— start —

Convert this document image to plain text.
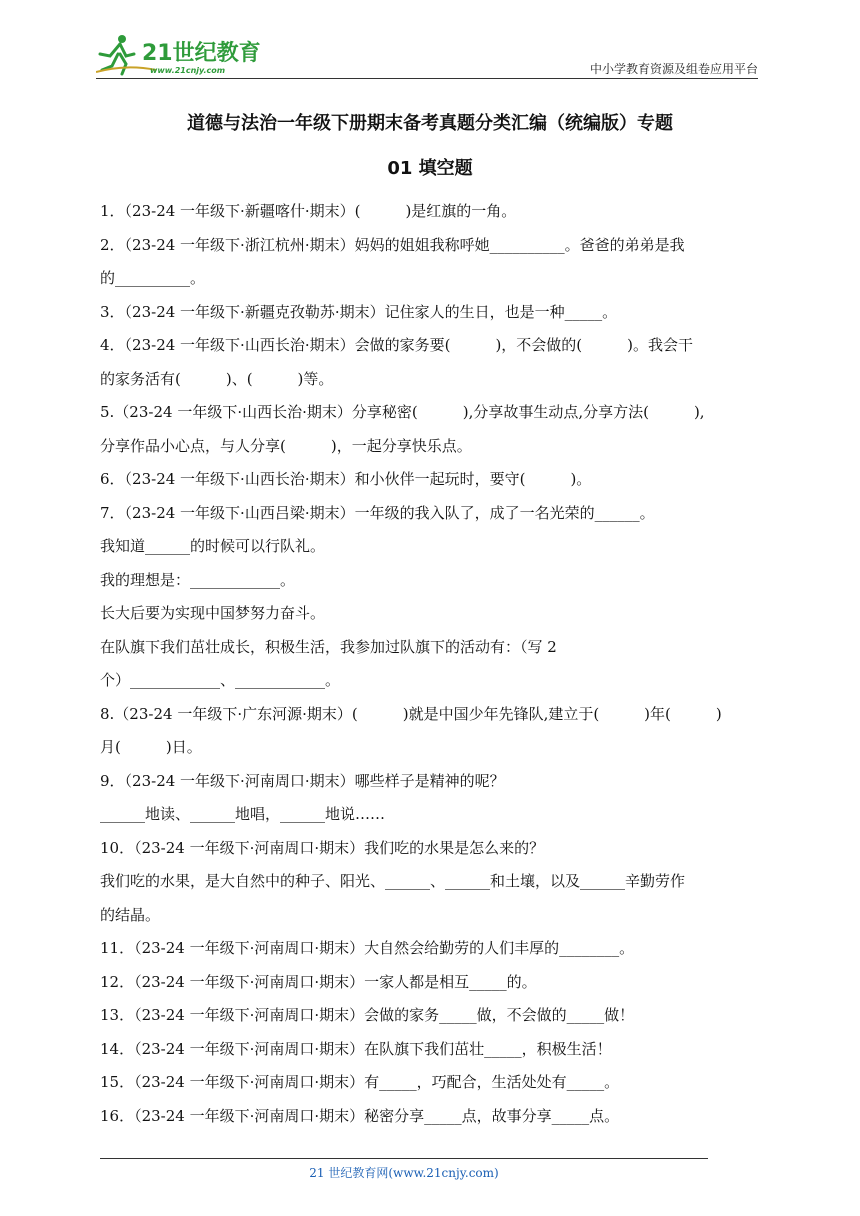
21世纪教育
www.21cnjy.com	中小学教育资源及组卷应用平台
道德与法治一年级下册期末备考真题分类汇编（统编版）专题
01 填空题
1．（23-24 一年级下·新疆喀什·期末）(　　　)是红旗的一角。
2．（23-24 一年级下·浙江杭州·期末）妈妈的姐姐我称呼她__________。爸爸的弟弟是我
的__________。
3．（23-24 一年级下·新疆克孜勒苏·期末）记住家人的生日，也是一种_____。
4．（23-24 一年级下·山西长治·期末）会做的家务要(　　　)，不会做的(　　　)。我会干
的家务活有(　　　)、(　　　)等。
5.（23-24 一年级下·山西长治·期末）分享秘密(　　　),分享故事生动点,分享方法(　　　),
分享作品小心点，与人分享(　　　)，一起分享快乐点。
6．（23-24 一年级下·山西长治·期末）和小伙伴一起玩时，要守(　　　)。
7．（23-24 一年级下·山西吕梁·期末）一年级的我入队了，成了一名光荣的______。
我知道______的时候可以行队礼。
我的理想是：____________。
长大后要为实现中国梦努力奋斗。
在队旗下我们茁壮成长，积极生活，我参加过队旗下的活动有：（写 2
个）____________、____________。
8.（23-24 一年级下·广东河源·期末）(　　　)就是中国少年先锋队,建立于(　　　)年(　　　)
月(　　　)日。
9．（23-24 一年级下·河南周口·期末）哪些样子是精神的呢？
______地读、______地唱，______地说……
10．（23-24 一年级下·河南周口·期末）我们吃的水果是怎么来的？
我们吃的水果，是大自然中的种子、阳光、______、______和土壤，以及______辛勤劳作
的结晶。
11．（23-24 一年级下·河南周口·期末）大自然会给勤劳的人们丰厚的________。
12．（23-24 一年级下·河南周口·期末）一家人都是相互_____的。
13．（23-24 一年级下·河南周口·期末）会做的家务_____做，不会做的_____做！
14．（23-24 一年级下·河南周口·期末）在队旗下我们茁壮_____，积极生活！
15．（23-24 一年级下·河南周口·期末）有_____，巧配合，生活处处有_____。
16．（23-24 一年级下·河南周口·期末）秘密分享_____点，故事分享_____点。
21 世纪教育网(www.21cnjy.com)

— end —

*Requirement:* Where a line in the entries holds "积极生活", copy that line.

*Exercise answer:*
在队旗下我们茁壮成长，积极生活，我参加过队旗下的活动有：（写 2
14．（23-24 一年级下·河南周口·期末）在队旗下我们茁壮_____，积极生活！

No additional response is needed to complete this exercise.